[Collected data entries]
((

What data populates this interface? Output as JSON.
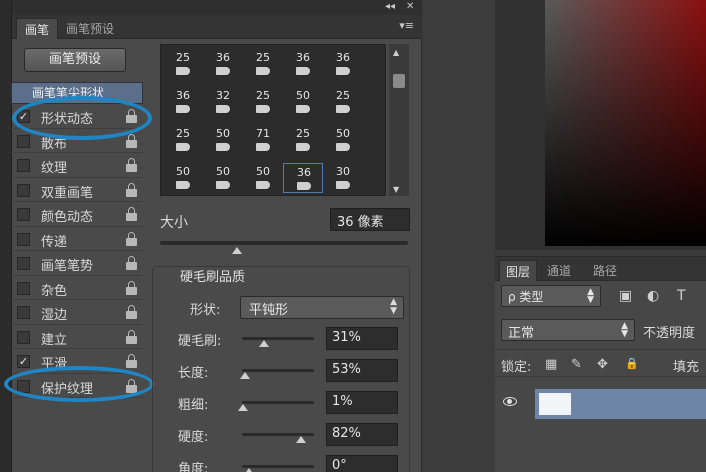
{
  "brush_panel": {
    "topbar": {
      "collapse_label": "◂◂",
      "close_label": "✕"
    },
    "tabs": [
      {
        "label": "画笔"
      },
      {
        "label": "画笔预设"
      }
    ],
    "menu_label": "▾≡",
    "preset_button_label": "画笔预设",
    "option_header": "画笔笔尖形状",
    "options": [
      {
        "label": "形状动态",
        "checked": true
      },
      {
        "label": "散布",
        "checked": false
      },
      {
        "label": "纹理",
        "checked": false
      },
      {
        "label": "双重画笔",
        "checked": false
      },
      {
        "label": "颜色动态",
        "checked": false
      },
      {
        "label": "传递",
        "checked": false
      },
      {
        "label": "画笔笔势",
        "checked": false
      },
      {
        "label": "杂色",
        "checked": false
      },
      {
        "label": "湿边",
        "checked": false
      },
      {
        "label": "建立",
        "checked": false
      },
      {
        "label": "平滑",
        "checked": true
      },
      {
        "label": "保护纹理",
        "checked": false
      }
    ],
    "tip_rows": [
      [
        "25",
        "36",
        "25",
        "36",
        "36"
      ],
      [
        "36",
        "32",
        "25",
        "50",
        "25"
      ],
      [
        "25",
        "50",
        "71",
        "25",
        "50"
      ],
      [
        "50",
        "50",
        "50",
        "36",
        "30"
      ]
    ],
    "selected_tip": {
      "row": 3,
      "col": 3
    },
    "size": {
      "label": "大小",
      "value": "36 像素",
      "slider_fraction": 0.31
    },
    "bristle": {
      "title": "硬毛刷品质",
      "shape_label": "形状:",
      "shape_value": "平钝形",
      "params": [
        {
          "label": "硬毛刷:",
          "value": "31%",
          "fraction": 0.31
        },
        {
          "label": "长度:",
          "value": "53%",
          "fraction": 0.04
        },
        {
          "label": "粗细:",
          "value": "1%",
          "fraction": 0.01
        },
        {
          "label": "硬度:",
          "value": "82%",
          "fraction": 0.82
        },
        {
          "label": "角度:",
          "value": "0°",
          "fraction": 0.1
        }
      ]
    }
  },
  "layers_panel": {
    "tabs": [
      {
        "label": "图层"
      },
      {
        "label": "通道"
      },
      {
        "label": "路径"
      }
    ],
    "filter_label": "ρ 类型",
    "filter_icons": [
      "▣",
      "◐",
      "T"
    ],
    "blend_mode": "正常",
    "opacity_label": "不透明度",
    "lock_label": "锁定:",
    "lock_icons": [
      "▦",
      "✎",
      "✥",
      "🔒"
    ],
    "fill_label": "填充"
  },
  "colors": {
    "highlight": "#1e86c4",
    "panel_bg": "#4a4a4a",
    "layer_selected": "#6d85a6",
    "color_field_red": "#8c1010"
  }
}
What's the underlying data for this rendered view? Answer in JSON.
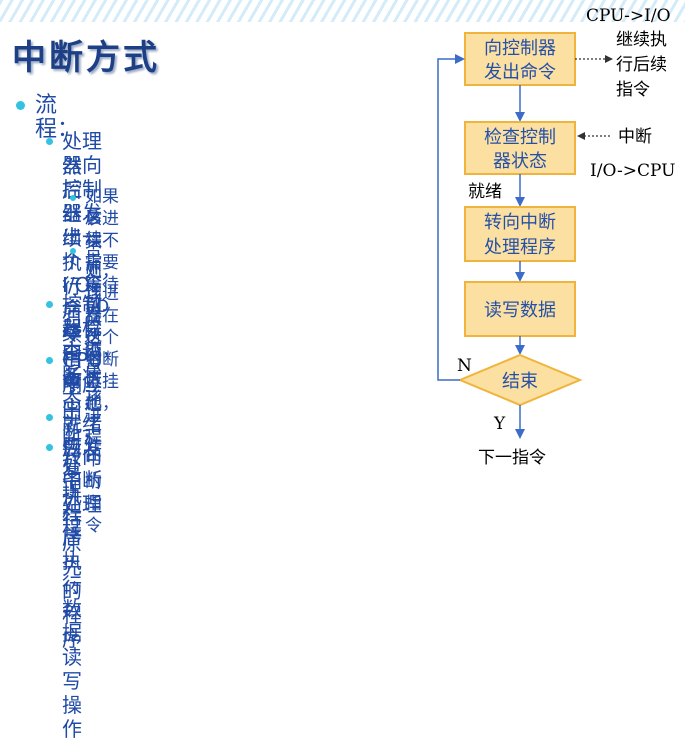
{
  "title": "中断方式",
  "section": "流程：",
  "items": [
    {
      "line1": "处理器向控制器发出一个I/O命令，",
      "line2": "然后继续执行后续指令"
    },
    {
      "line1": "如果该进程不需要等待I/O完成，",
      "line2": "后续指令可以仍是该进程中的指令"
    },
    {
      "line1": "否则，该进程在这个中断上挂起，",
      "line2": "处理器执行其他工作"
    },
    {
      "line1": "控制器检查设备状态，就绪后发",
      "line2": "起中断"
    },
    {
      "line1": "CPU响应中断，转向中断处理程",
      "line2": "序"
    },
    {
      "line1": "中断处理程序执行数据读写操作"
    },
    {
      "line1": "恢复执行原先的程序"
    }
  ],
  "flow": {
    "top_label": "CPU->I/O",
    "boxes": [
      {
        "line1": "向控制器",
        "line2": "发出命令"
      },
      {
        "line1": "检查控制",
        "line2": "器状态"
      },
      {
        "line1": "转向中断",
        "line2": "处理程序"
      },
      {
        "line1": "读写数据"
      }
    ],
    "diamond": "结束",
    "continue_label": {
      "line1": "继续执",
      "line2": "行后续",
      "line3": "指令"
    },
    "interrupt_label": "中断",
    "io_cpu_label": "I/O->CPU",
    "ready_label": "就绪",
    "no_label": "N",
    "yes_label": "Y",
    "next_label": "下一指令"
  },
  "colors": {
    "title": "#1d3f86",
    "text": "#1f4aa6",
    "bullet": "#33c3e0",
    "box_fill": "#fbe0a2",
    "box_border": "#f0b43c",
    "arrow": "#3a6cc8"
  }
}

))

— Challenge —
The records above must be printed exactly; the pictures stay out.

— Exercise response —
What data populates this interface? Output as JSON.
{
  "brush_panel": {
    "topbar": {
      "collapse_label": "◂◂",
      "close_label": "✕"
    },
    "tabs": [
      {
        "label": "画笔"
      },
      {
        "label": "画笔预设"
      }
    ],
    "menu_label": "▾≡",
    "preset_button_label": "画笔预设",
    "option_header": "画笔笔尖形状",
    "options": [
      {
        "label": "形状动态",
        "checked": true
      },
      {
        "label": "散布",
        "checked": false
      },
      {
        "label": "纹理",
        "checked": false
      },
      {
        "label": "双重画笔",
        "checked": false
      },
      {
        "label": "颜色动态",
        "checked": false
      },
      {
        "label": "传递",
        "checked": false
      },
      {
        "label": "画笔笔势",
        "checked": false
      },
      {
        "label": "杂色",
        "checked": false
      },
      {
        "label": "湿边",
        "checked": false
      },
      {
        "label": "建立",
        "checked": false
      },
      {
        "label": "平滑",
        "checked": true
      },
      {
        "label": "保护纹理",
        "checked": false
      }
    ],
    "tip_rows": [
      [
        "25",
        "36",
        "25",
        "36",
        "36"
      ],
      [
        "36",
        "32",
        "25",
        "50",
        "25"
      ],
      [
        "25",
        "50",
        "71",
        "25",
        "50"
      ],
      [
        "50",
        "50",
        "50",
        "36",
        "30"
      ]
    ],
    "selected_tip": {
      "row": 3,
      "col": 3
    },
    "size": {
      "label": "大小",
      "value": "36 像素",
      "slider_fraction": 0.31
    },
    "bristle": {
      "title": "硬毛刷品质",
      "shape_label": "形状:",
      "shape_value": "平钝形",
      "params": [
        {
          "label": "硬毛刷:",
          "value": "31%",
          "fraction": 0.31
        },
        {
          "label": "长度:",
          "value": "53%",
          "fraction": 0.04
        },
        {
          "label": "粗细:",
          "value": "1%",
          "fraction": 0.01
        },
        {
          "label": "硬度:",
          "value": "82%",
          "fraction": 0.82
        },
        {
          "label": "角度:",
          "value": "0°",
          "fraction": 0.1
        }
      ]
    }
  },
  "layers_panel": {
    "tabs": [
      {
        "label": "图层"
      },
      {
        "label": "通道"
      },
      {
        "label": "路径"
      }
    ],
    "filter_label": "ρ 类型",
    "filter_icons": [
      "▣",
      "◐",
      "T"
    ],
    "blend_mode": "正常",
    "opacity_label": "不透明度",
    "lock_label": "锁定:",
    "lock_icons": [
      "▦",
      "✎",
      "✥",
      "🔒"
    ],
    "fill_label": "填充"
  },
  "colors": {
    "highlight": "#1e86c4",
    "panel_bg": "#4a4a4a",
    "layer_selected": "#6d85a6",
    "color_field_red": "#8c1010"
  }
}
What's the underlying data for this rendered view? Answer in JSON.
{
  "title": "中断方式",
  "section": "流程：",
  "items": [
    {
      "line1": "处理器向控制器发出一个I/O命令，",
      "line2": "然后继续执行后续指令"
    },
    {
      "line1": "如果该进程不需要等待I/O完成，",
      "line2": "后续指令可以仍是该进程中的指令"
    },
    {
      "line1": "否则，该进程在这个中断上挂起，",
      "line2": "处理器执行其他工作"
    },
    {
      "line1": "控制器检查设备状态，就绪后发",
      "line2": "起中断"
    },
    {
      "line1": "CPU响应中断，转向中断处理程",
      "line2": "序"
    },
    {
      "line1": "中断处理程序执行数据读写操作"
    },
    {
      "line1": "恢复执行原先的程序"
    }
  ],
  "flow": {
    "top_label": "CPU->I/O",
    "boxes": [
      {
        "line1": "向控制器",
        "line2": "发出命令"
      },
      {
        "line1": "检查控制",
        "line2": "器状态"
      },
      {
        "line1": "转向中断",
        "line2": "处理程序"
      },
      {
        "line1": "读写数据"
      }
    ],
    "diamond": "结束",
    "continue_label": {
      "line1": "继续执",
      "line2": "行后续",
      "line3": "指令"
    },
    "interrupt_label": "中断",
    "io_cpu_label": "I/O->CPU",
    "ready_label": "就绪",
    "no_label": "N",
    "yes_label": "Y",
    "next_label": "下一指令"
  },
  "colors": {
    "title": "#1d3f86",
    "text": "#1f4aa6",
    "bullet": "#33c3e0",
    "box_fill": "#fbe0a2",
    "box_border": "#f0b43c",
    "arrow": "#3a6cc8"
  }
}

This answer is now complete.